Leave out the pictures and repeat the data exactly.

(A block of data)
· · · · · · ·
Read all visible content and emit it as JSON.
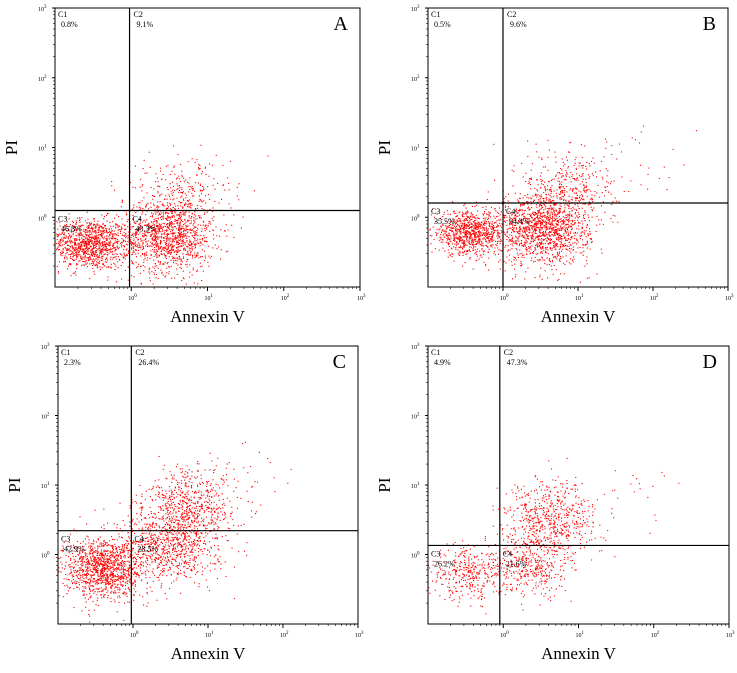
{
  "chart_data": [
    {
      "type": "scatter",
      "panel_label": "A",
      "xlabel": "Annexin V",
      "ylabel": "PI",
      "x_scale": "log",
      "y_scale": "log",
      "xlim": [
        0.1,
        1000
      ],
      "ylim": [
        0.1,
        1000
      ],
      "x_ticks": [
        {
          "v": 1,
          "e": "0"
        },
        {
          "v": 10,
          "e": "1"
        },
        {
          "v": 100,
          "e": "2"
        },
        {
          "v": 1000,
          "e": "3"
        }
      ],
      "y_ticks": [
        {
          "v": 1,
          "e": "0"
        },
        {
          "v": 10,
          "e": "1"
        },
        {
          "v": 100,
          "e": "2"
        },
        {
          "v": 1000,
          "e": "3"
        }
      ],
      "tick_base": "10",
      "gate": {
        "x": 0.95,
        "y": 1.25
      },
      "quadrants": [
        {
          "name": "C1",
          "percent": "0.8%",
          "pos": "ul"
        },
        {
          "name": "C2",
          "percent": "9.1%",
          "pos": "ur"
        },
        {
          "name": "C3",
          "percent": "46.8%",
          "pos": "ll"
        },
        {
          "name": "C4",
          "percent": "43.3%",
          "pos": "lr"
        }
      ],
      "clusters": [
        {
          "cx": 0.28,
          "cy": 0.42,
          "sx": 0.26,
          "sy": 0.18,
          "n": 1100
        },
        {
          "cx": 3.0,
          "cy": 0.55,
          "sx": 0.3,
          "sy": 0.26,
          "n": 1200
        },
        {
          "cx": 5.0,
          "cy": 2.2,
          "sx": 0.3,
          "sy": 0.25,
          "n": 220
        },
        {
          "cx": 2.0,
          "cy": 4.0,
          "sx": 0.4,
          "sy": 0.2,
          "n": 25
        }
      ],
      "color": "#ff0000"
    },
    {
      "type": "scatter",
      "panel_label": "B",
      "xlabel": "Annexin V",
      "ylabel": "PI",
      "x_scale": "log",
      "y_scale": "log",
      "xlim": [
        0.1,
        1000
      ],
      "ylim": [
        0.1,
        1000
      ],
      "x_ticks": [
        {
          "v": 1,
          "e": "0"
        },
        {
          "v": 10,
          "e": "1"
        },
        {
          "v": 100,
          "e": "2"
        },
        {
          "v": 1000,
          "e": "3"
        }
      ],
      "y_ticks": [
        {
          "v": 1,
          "e": "0"
        },
        {
          "v": 10,
          "e": "1"
        },
        {
          "v": 100,
          "e": "2"
        },
        {
          "v": 1000,
          "e": "3"
        }
      ],
      "tick_base": "10",
      "gate": {
        "x": 1.0,
        "y": 1.6
      },
      "quadrants": [
        {
          "name": "C1",
          "percent": "0.5%",
          "pos": "ul"
        },
        {
          "name": "C2",
          "percent": "9.6%",
          "pos": "ur"
        },
        {
          "name": "C3",
          "percent": "35.5%",
          "pos": "ll"
        },
        {
          "name": "C4",
          "percent": "54.4%",
          "pos": "lr"
        }
      ],
      "clusters": [
        {
          "cx": 0.35,
          "cy": 0.6,
          "sx": 0.25,
          "sy": 0.15,
          "n": 900
        },
        {
          "cx": 3.5,
          "cy": 0.7,
          "sx": 0.3,
          "sy": 0.26,
          "n": 1350
        },
        {
          "cx": 8.0,
          "cy": 2.8,
          "sx": 0.32,
          "sy": 0.28,
          "n": 320
        },
        {
          "cx": 30.0,
          "cy": 5.0,
          "sx": 0.4,
          "sy": 0.3,
          "n": 40
        }
      ],
      "color": "#ff0000"
    },
    {
      "type": "scatter",
      "panel_label": "C",
      "xlabel": "Annexin V",
      "ylabel": "PI",
      "x_scale": "log",
      "y_scale": "log",
      "xlim": [
        0.1,
        1000
      ],
      "ylim": [
        0.1,
        1000
      ],
      "x_ticks": [
        {
          "v": 1,
          "e": "0"
        },
        {
          "v": 10,
          "e": "1"
        },
        {
          "v": 100,
          "e": "2"
        },
        {
          "v": 1000,
          "e": "3"
        }
      ],
      "y_ticks": [
        {
          "v": 1,
          "e": "0"
        },
        {
          "v": 10,
          "e": "1"
        },
        {
          "v": 100,
          "e": "2"
        },
        {
          "v": 1000,
          "e": "3"
        }
      ],
      "tick_base": "10",
      "gate": {
        "x": 0.95,
        "y": 2.2
      },
      "quadrants": [
        {
          "name": "C1",
          "percent": "2.3%",
          "pos": "ul"
        },
        {
          "name": "C2",
          "percent": "26.4%",
          "pos": "ur"
        },
        {
          "name": "C3",
          "percent": "42.9%",
          "pos": "ll"
        },
        {
          "name": "C4",
          "percent": "28.5%",
          "pos": "lr"
        }
      ],
      "clusters": [
        {
          "cx": 0.4,
          "cy": 0.65,
          "sx": 0.27,
          "sy": 0.22,
          "n": 1200
        },
        {
          "cx": 3.0,
          "cy": 1.4,
          "sx": 0.32,
          "sy": 0.27,
          "n": 800
        },
        {
          "cx": 6.0,
          "cy": 5.0,
          "sx": 0.3,
          "sy": 0.28,
          "n": 600
        },
        {
          "cx": 25.0,
          "cy": 12.0,
          "sx": 0.4,
          "sy": 0.3,
          "n": 40
        }
      ],
      "color": "#ff0000"
    },
    {
      "type": "scatter",
      "panel_label": "D",
      "xlabel": "Annexin V",
      "ylabel": "PI",
      "x_scale": "log",
      "y_scale": "log",
      "xlim": [
        0.1,
        1000
      ],
      "ylim": [
        0.1,
        1000
      ],
      "x_ticks": [
        {
          "v": 1,
          "e": "0"
        },
        {
          "v": 10,
          "e": "1"
        },
        {
          "v": 100,
          "e": "2"
        },
        {
          "v": 1000,
          "e": "3"
        }
      ],
      "y_ticks": [
        {
          "v": 1,
          "e": "0"
        },
        {
          "v": 10,
          "e": "1"
        },
        {
          "v": 100,
          "e": "2"
        },
        {
          "v": 1000,
          "e": "3"
        }
      ],
      "tick_base": "10",
      "gate": {
        "x": 0.9,
        "y": 1.35
      },
      "quadrants": [
        {
          "name": "C1",
          "percent": "4.9%",
          "pos": "ul"
        },
        {
          "name": "C2",
          "percent": "47.3%",
          "pos": "ur"
        },
        {
          "name": "C3",
          "percent": "26.2%",
          "pos": "ll"
        },
        {
          "name": "C4",
          "percent": "21.6%",
          "pos": "lr"
        }
      ],
      "clusters": [
        {
          "cx": 0.35,
          "cy": 0.55,
          "sx": 0.28,
          "sy": 0.2,
          "n": 380
        },
        {
          "cx": 2.5,
          "cy": 0.6,
          "sx": 0.25,
          "sy": 0.2,
          "n": 300
        },
        {
          "cx": 4.0,
          "cy": 3.0,
          "sx": 0.3,
          "sy": 0.28,
          "n": 650
        },
        {
          "cx": 30.0,
          "cy": 8.0,
          "sx": 0.45,
          "sy": 0.3,
          "n": 30
        }
      ],
      "color": "#ff0000"
    }
  ]
}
· · · · · · ·
Reply to the task:
Read all visible content and emit it as JSON.
{
  "chart_data": [
    {
      "type": "scatter",
      "panel_label": "A",
      "xlabel": "Annexin V",
      "ylabel": "PI",
      "x_scale": "log",
      "y_scale": "log",
      "xlim": [
        0.1,
        1000
      ],
      "ylim": [
        0.1,
        1000
      ],
      "x_ticks": [
        {
          "v": 1,
          "e": "0"
        },
        {
          "v": 10,
          "e": "1"
        },
        {
          "v": 100,
          "e": "2"
        },
        {
          "v": 1000,
          "e": "3"
        }
      ],
      "y_ticks": [
        {
          "v": 1,
          "e": "0"
        },
        {
          "v": 10,
          "e": "1"
        },
        {
          "v": 100,
          "e": "2"
        },
        {
          "v": 1000,
          "e": "3"
        }
      ],
      "tick_base": "10",
      "gate": {
        "x": 0.95,
        "y": 1.25
      },
      "quadrants": [
        {
          "name": "C1",
          "percent": "0.8%",
          "pos": "ul"
        },
        {
          "name": "C2",
          "percent": "9.1%",
          "pos": "ur"
        },
        {
          "name": "C3",
          "percent": "46.8%",
          "pos": "ll"
        },
        {
          "name": "C4",
          "percent": "43.3%",
          "pos": "lr"
        }
      ],
      "clusters": [
        {
          "cx": 0.28,
          "cy": 0.42,
          "sx": 0.26,
          "sy": 0.18,
          "n": 1100
        },
        {
          "cx": 3.0,
          "cy": 0.55,
          "sx": 0.3,
          "sy": 0.26,
          "n": 1200
        },
        {
          "cx": 5.0,
          "cy": 2.2,
          "sx": 0.3,
          "sy": 0.25,
          "n": 220
        },
        {
          "cx": 2.0,
          "cy": 4.0,
          "sx": 0.4,
          "sy": 0.2,
          "n": 25
        }
      ],
      "color": "#ff0000"
    },
    {
      "type": "scatter",
      "panel_label": "B",
      "xlabel": "Annexin V",
      "ylabel": "PI",
      "x_scale": "log",
      "y_scale": "log",
      "xlim": [
        0.1,
        1000
      ],
      "ylim": [
        0.1,
        1000
      ],
      "x_ticks": [
        {
          "v": 1,
          "e": "0"
        },
        {
          "v": 10,
          "e": "1"
        },
        {
          "v": 100,
          "e": "2"
        },
        {
          "v": 1000,
          "e": "3"
        }
      ],
      "y_ticks": [
        {
          "v": 1,
          "e": "0"
        },
        {
          "v": 10,
          "e": "1"
        },
        {
          "v": 100,
          "e": "2"
        },
        {
          "v": 1000,
          "e": "3"
        }
      ],
      "tick_base": "10",
      "gate": {
        "x": 1.0,
        "y": 1.6
      },
      "quadrants": [
        {
          "name": "C1",
          "percent": "0.5%",
          "pos": "ul"
        },
        {
          "name": "C2",
          "percent": "9.6%",
          "pos": "ur"
        },
        {
          "name": "C3",
          "percent": "35.5%",
          "pos": "ll"
        },
        {
          "name": "C4",
          "percent": "54.4%",
          "pos": "lr"
        }
      ],
      "clusters": [
        {
          "cx": 0.35,
          "cy": 0.6,
          "sx": 0.25,
          "sy": 0.15,
          "n": 900
        },
        {
          "cx": 3.5,
          "cy": 0.7,
          "sx": 0.3,
          "sy": 0.26,
          "n": 1350
        },
        {
          "cx": 8.0,
          "cy": 2.8,
          "sx": 0.32,
          "sy": 0.28,
          "n": 320
        },
        {
          "cx": 30.0,
          "cy": 5.0,
          "sx": 0.4,
          "sy": 0.3,
          "n": 40
        }
      ],
      "color": "#ff0000"
    },
    {
      "type": "scatter",
      "panel_label": "C",
      "xlabel": "Annexin V",
      "ylabel": "PI",
      "x_scale": "log",
      "y_scale": "log",
      "xlim": [
        0.1,
        1000
      ],
      "ylim": [
        0.1,
        1000
      ],
      "x_ticks": [
        {
          "v": 1,
          "e": "0"
        },
        {
          "v": 10,
          "e": "1"
        },
        {
          "v": 100,
          "e": "2"
        },
        {
          "v": 1000,
          "e": "3"
        }
      ],
      "y_ticks": [
        {
          "v": 1,
          "e": "0"
        },
        {
          "v": 10,
          "e": "1"
        },
        {
          "v": 100,
          "e": "2"
        },
        {
          "v": 1000,
          "e": "3"
        }
      ],
      "tick_base": "10",
      "gate": {
        "x": 0.95,
        "y": 2.2
      },
      "quadrants": [
        {
          "name": "C1",
          "percent": "2.3%",
          "pos": "ul"
        },
        {
          "name": "C2",
          "percent": "26.4%",
          "pos": "ur"
        },
        {
          "name": "C3",
          "percent": "42.9%",
          "pos": "ll"
        },
        {
          "name": "C4",
          "percent": "28.5%",
          "pos": "lr"
        }
      ],
      "clusters": [
        {
          "cx": 0.4,
          "cy": 0.65,
          "sx": 0.27,
          "sy": 0.22,
          "n": 1200
        },
        {
          "cx": 3.0,
          "cy": 1.4,
          "sx": 0.32,
          "sy": 0.27,
          "n": 800
        },
        {
          "cx": 6.0,
          "cy": 5.0,
          "sx": 0.3,
          "sy": 0.28,
          "n": 600
        },
        {
          "cx": 25.0,
          "cy": 12.0,
          "sx": 0.4,
          "sy": 0.3,
          "n": 40
        }
      ],
      "color": "#ff0000"
    },
    {
      "type": "scatter",
      "panel_label": "D",
      "xlabel": "Annexin V",
      "ylabel": "PI",
      "x_scale": "log",
      "y_scale": "log",
      "xlim": [
        0.1,
        1000
      ],
      "ylim": [
        0.1,
        1000
      ],
      "x_ticks": [
        {
          "v": 1,
          "e": "0"
        },
        {
          "v": 10,
          "e": "1"
        },
        {
          "v": 100,
          "e": "2"
        },
        {
          "v": 1000,
          "e": "3"
        }
      ],
      "y_ticks": [
        {
          "v": 1,
          "e": "0"
        },
        {
          "v": 10,
          "e": "1"
        },
        {
          "v": 100,
          "e": "2"
        },
        {
          "v": 1000,
          "e": "3"
        }
      ],
      "tick_base": "10",
      "gate": {
        "x": 0.9,
        "y": 1.35
      },
      "quadrants": [
        {
          "name": "C1",
          "percent": "4.9%",
          "pos": "ul"
        },
        {
          "name": "C2",
          "percent": "47.3%",
          "pos": "ur"
        },
        {
          "name": "C3",
          "percent": "26.2%",
          "pos": "ll"
        },
        {
          "name": "C4",
          "percent": "21.6%",
          "pos": "lr"
        }
      ],
      "clusters": [
        {
          "cx": 0.35,
          "cy": 0.55,
          "sx": 0.28,
          "sy": 0.2,
          "n": 380
        },
        {
          "cx": 2.5,
          "cy": 0.6,
          "sx": 0.25,
          "sy": 0.2,
          "n": 300
        },
        {
          "cx": 4.0,
          "cy": 3.0,
          "sx": 0.3,
          "sy": 0.28,
          "n": 650
        },
        {
          "cx": 30.0,
          "cy": 8.0,
          "sx": 0.45,
          "sy": 0.3,
          "n": 30
        }
      ],
      "color": "#ff0000"
    }
  ]
}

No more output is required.